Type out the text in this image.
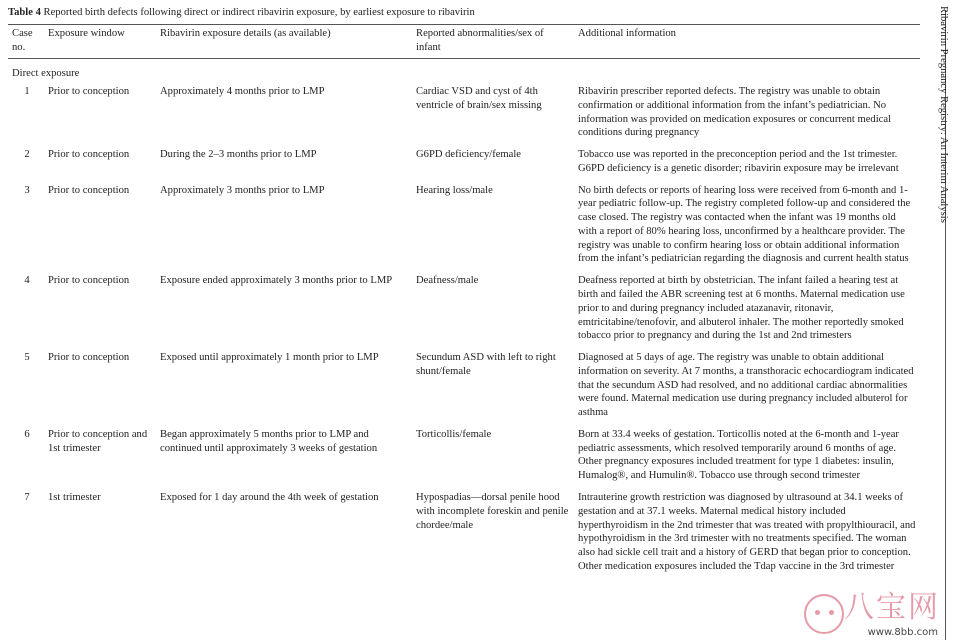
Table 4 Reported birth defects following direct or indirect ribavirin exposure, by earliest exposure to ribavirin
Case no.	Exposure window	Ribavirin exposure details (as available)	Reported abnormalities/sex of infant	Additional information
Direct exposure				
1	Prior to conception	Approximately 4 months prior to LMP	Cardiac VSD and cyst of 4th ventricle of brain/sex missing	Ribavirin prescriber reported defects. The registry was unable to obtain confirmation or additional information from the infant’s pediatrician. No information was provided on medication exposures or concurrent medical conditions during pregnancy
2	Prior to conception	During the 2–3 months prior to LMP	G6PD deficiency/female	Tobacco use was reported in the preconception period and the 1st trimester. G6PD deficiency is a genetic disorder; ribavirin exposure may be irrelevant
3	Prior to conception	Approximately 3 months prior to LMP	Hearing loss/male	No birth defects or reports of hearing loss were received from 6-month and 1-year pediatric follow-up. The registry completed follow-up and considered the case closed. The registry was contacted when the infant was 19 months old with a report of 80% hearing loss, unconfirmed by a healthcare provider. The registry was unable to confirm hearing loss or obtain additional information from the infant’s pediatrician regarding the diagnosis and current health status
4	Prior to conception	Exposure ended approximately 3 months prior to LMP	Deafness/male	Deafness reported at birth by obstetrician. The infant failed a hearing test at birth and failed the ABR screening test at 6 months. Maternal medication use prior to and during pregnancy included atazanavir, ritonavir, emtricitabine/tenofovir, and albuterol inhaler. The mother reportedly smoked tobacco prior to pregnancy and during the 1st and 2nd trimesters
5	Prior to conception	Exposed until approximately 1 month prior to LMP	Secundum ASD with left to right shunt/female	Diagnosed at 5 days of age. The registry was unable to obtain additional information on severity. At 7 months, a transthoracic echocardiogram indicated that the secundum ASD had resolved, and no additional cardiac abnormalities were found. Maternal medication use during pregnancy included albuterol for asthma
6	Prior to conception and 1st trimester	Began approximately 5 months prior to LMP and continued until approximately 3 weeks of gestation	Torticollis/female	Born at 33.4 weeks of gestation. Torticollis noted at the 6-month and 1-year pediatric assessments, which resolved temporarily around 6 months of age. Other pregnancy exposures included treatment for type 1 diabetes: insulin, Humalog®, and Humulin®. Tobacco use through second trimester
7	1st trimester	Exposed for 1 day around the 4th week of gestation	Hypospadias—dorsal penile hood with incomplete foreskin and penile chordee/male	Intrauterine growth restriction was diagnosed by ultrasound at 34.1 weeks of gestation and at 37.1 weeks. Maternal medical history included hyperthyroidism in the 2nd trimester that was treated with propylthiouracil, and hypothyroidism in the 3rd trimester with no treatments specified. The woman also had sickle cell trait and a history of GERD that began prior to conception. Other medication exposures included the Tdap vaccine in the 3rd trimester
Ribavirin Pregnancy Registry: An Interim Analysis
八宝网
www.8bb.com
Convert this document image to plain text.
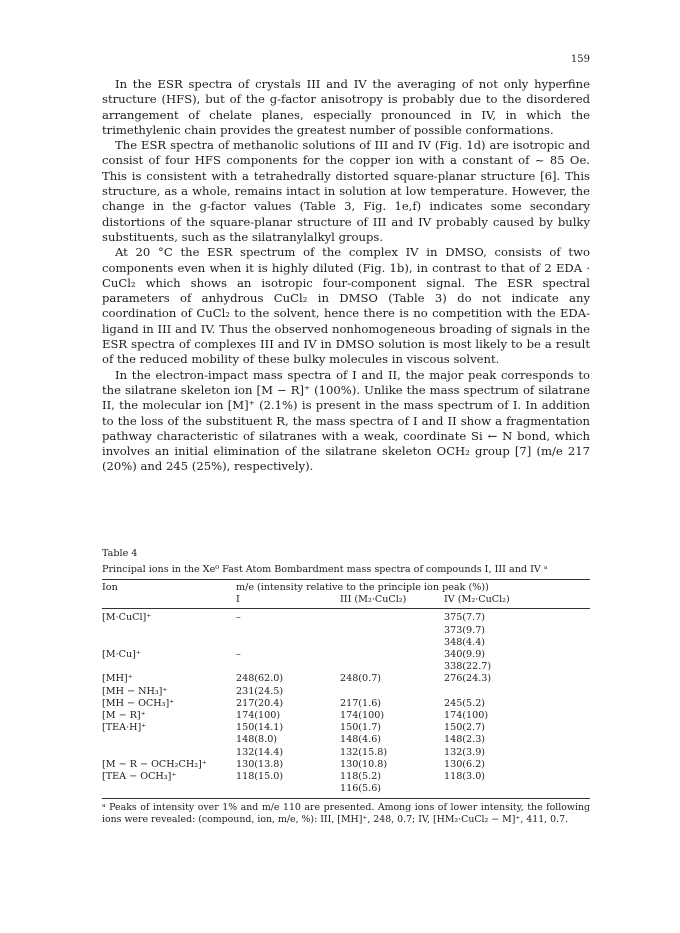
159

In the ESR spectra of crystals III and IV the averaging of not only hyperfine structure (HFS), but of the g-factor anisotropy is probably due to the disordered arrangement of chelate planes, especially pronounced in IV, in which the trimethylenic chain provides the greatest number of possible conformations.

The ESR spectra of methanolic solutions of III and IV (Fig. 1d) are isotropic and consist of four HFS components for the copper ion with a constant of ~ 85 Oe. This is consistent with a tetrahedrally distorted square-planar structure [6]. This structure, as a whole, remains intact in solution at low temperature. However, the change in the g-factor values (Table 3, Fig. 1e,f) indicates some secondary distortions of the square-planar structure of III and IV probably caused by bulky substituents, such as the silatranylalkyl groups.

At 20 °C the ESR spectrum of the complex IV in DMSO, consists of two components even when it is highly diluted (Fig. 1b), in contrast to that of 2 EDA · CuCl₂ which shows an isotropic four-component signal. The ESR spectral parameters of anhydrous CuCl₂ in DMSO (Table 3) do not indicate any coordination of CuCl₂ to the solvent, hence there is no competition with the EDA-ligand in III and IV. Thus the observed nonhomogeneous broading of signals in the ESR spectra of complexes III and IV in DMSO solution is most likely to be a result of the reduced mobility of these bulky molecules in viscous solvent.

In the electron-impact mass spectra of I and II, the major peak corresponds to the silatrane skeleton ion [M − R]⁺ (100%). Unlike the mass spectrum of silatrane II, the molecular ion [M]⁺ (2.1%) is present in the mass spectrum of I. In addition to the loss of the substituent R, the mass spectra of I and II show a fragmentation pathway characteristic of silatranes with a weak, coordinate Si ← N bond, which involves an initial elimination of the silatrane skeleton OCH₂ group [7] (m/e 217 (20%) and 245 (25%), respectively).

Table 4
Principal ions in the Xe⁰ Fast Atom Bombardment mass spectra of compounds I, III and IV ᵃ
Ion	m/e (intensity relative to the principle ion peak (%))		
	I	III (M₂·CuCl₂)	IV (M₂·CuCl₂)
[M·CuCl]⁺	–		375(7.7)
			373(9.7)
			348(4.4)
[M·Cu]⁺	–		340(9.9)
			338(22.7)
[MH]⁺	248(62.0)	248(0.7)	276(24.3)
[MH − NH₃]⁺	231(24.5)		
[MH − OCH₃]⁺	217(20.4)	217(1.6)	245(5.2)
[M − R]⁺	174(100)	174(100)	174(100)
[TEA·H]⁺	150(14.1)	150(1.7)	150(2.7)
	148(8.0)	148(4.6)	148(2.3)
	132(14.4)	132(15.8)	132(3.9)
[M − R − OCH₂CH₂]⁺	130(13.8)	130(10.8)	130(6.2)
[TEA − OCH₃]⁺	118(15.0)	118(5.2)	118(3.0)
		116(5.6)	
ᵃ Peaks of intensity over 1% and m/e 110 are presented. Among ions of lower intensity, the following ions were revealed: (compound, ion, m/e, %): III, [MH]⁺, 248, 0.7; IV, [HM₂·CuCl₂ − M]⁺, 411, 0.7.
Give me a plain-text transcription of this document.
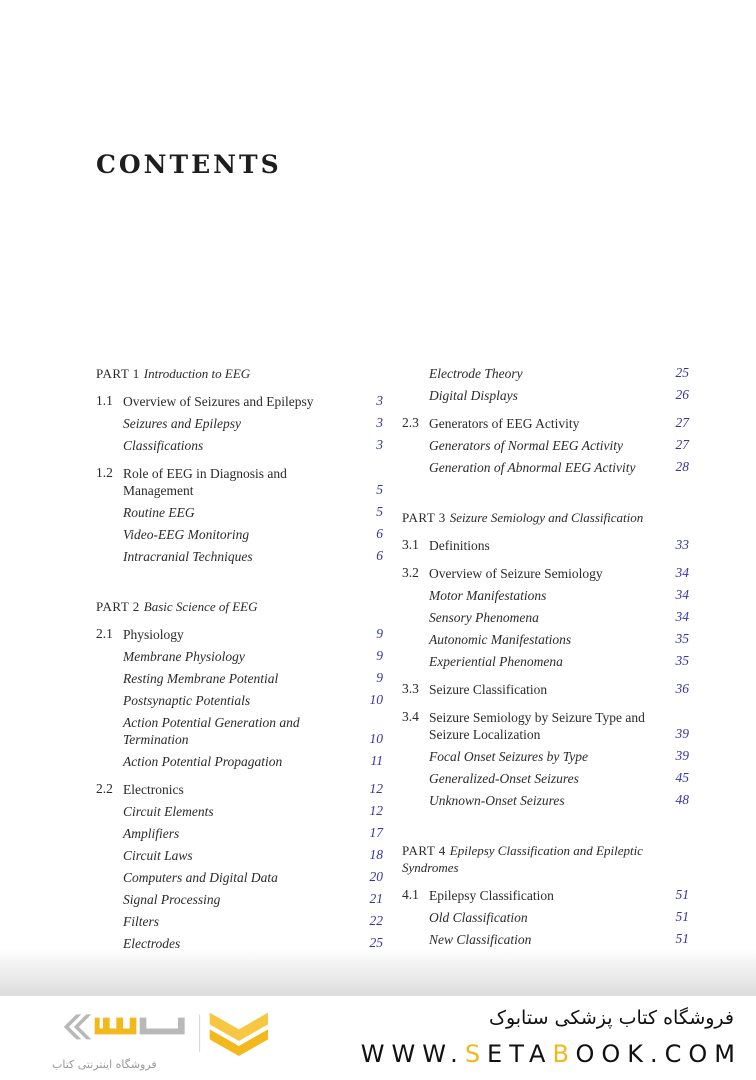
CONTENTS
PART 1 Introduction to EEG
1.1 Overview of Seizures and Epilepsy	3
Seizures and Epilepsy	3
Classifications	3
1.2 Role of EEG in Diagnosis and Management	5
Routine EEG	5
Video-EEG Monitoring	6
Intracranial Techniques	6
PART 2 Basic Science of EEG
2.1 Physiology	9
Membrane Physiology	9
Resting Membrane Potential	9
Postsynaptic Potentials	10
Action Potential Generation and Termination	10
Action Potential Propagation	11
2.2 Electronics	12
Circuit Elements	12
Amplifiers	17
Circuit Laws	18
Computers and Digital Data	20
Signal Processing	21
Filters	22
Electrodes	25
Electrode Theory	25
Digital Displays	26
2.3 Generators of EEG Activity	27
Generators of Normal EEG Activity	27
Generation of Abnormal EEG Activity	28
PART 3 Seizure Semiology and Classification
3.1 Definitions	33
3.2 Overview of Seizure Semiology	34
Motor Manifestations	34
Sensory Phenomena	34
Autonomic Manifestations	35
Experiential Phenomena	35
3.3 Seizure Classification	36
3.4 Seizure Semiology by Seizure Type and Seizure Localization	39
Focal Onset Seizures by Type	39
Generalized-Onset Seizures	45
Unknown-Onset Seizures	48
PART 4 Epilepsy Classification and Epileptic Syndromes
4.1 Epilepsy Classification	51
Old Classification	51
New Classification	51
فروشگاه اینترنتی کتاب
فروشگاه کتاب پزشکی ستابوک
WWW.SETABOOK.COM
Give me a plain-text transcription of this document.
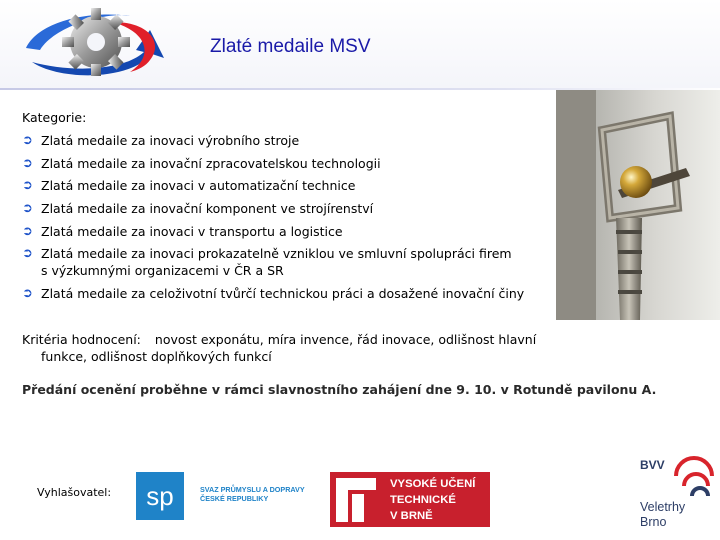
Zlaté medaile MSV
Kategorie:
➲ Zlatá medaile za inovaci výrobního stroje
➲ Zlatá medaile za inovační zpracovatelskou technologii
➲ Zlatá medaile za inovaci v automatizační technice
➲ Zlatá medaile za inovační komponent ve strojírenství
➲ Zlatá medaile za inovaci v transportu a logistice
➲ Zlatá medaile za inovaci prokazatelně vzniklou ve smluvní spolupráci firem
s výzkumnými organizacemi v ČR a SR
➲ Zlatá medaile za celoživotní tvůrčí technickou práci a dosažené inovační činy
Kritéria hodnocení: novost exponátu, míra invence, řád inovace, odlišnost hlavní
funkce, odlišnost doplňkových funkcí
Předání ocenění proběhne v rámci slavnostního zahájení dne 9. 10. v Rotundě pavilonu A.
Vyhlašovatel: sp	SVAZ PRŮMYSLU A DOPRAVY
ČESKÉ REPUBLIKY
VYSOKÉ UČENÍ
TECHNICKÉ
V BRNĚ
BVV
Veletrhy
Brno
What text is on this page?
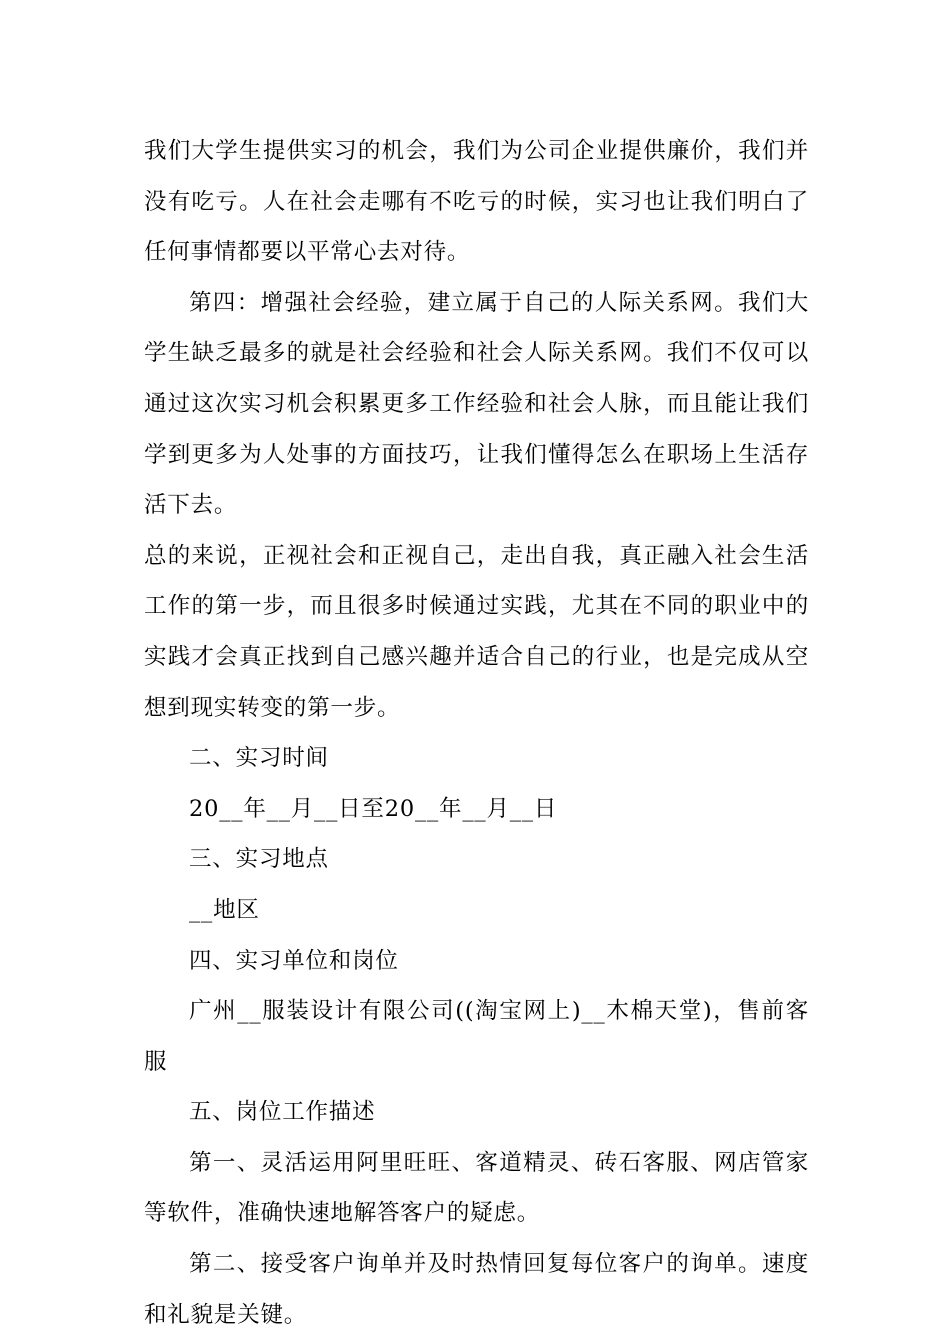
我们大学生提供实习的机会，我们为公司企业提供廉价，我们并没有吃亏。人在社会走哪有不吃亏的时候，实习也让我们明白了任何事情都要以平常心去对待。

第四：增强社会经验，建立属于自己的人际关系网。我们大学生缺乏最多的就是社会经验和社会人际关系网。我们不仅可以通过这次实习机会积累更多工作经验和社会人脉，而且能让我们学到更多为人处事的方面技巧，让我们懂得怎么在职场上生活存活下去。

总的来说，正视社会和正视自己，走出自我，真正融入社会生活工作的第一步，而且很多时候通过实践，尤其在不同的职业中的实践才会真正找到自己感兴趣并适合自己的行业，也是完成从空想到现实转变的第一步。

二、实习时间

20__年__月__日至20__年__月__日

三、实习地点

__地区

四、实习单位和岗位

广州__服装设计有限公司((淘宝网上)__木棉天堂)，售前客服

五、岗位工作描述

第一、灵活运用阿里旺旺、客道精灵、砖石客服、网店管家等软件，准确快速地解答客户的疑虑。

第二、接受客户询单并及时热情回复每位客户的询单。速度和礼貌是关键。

━━━━━━━━━━━━━━━━━━━━━━━━━━━━━━

### Stated task:
Locate the line containing "What text is on this page?" in the records above, then output it and every line after it through the last, excluding pictures.

### Answer to the exercise:
What text is on this page?
我们大学生提供实习的机会，我们为公司企业提供廉价，我们并没有吃亏。人在社会走哪有不吃亏的时候，实习也让我们明白了任何事情都要以平常心去对待。

第四：增强社会经验，建立属于自己的人际关系网。我们大学生缺乏最多的就是社会经验和社会人际关系网。我们不仅可以通过这次实习机会积累更多工作经验和社会人脉，而且能让我们学到更多为人处事的方面技巧，让我们懂得怎么在职场上生活存活下去。

总的来说，正视社会和正视自己，走出自我，真正融入社会生活工作的第一步，而且很多时候通过实践，尤其在不同的职业中的实践才会真正找到自己感兴趣并适合自己的行业，也是完成从空想到现实转变的第一步。

二、实习时间

20__年__月__日至20__年__月__日

三、实习地点

__地区

四、实习单位和岗位

广州__服装设计有限公司((淘宝网上)__木棉天堂)，售前客服

五、岗位工作描述

第一、灵活运用阿里旺旺、客道精灵、砖石客服、网店管家等软件，准确快速地解答客户的疑虑。

第二、接受客户询单并及时热情回复每位客户的询单。速度和礼貌是关键。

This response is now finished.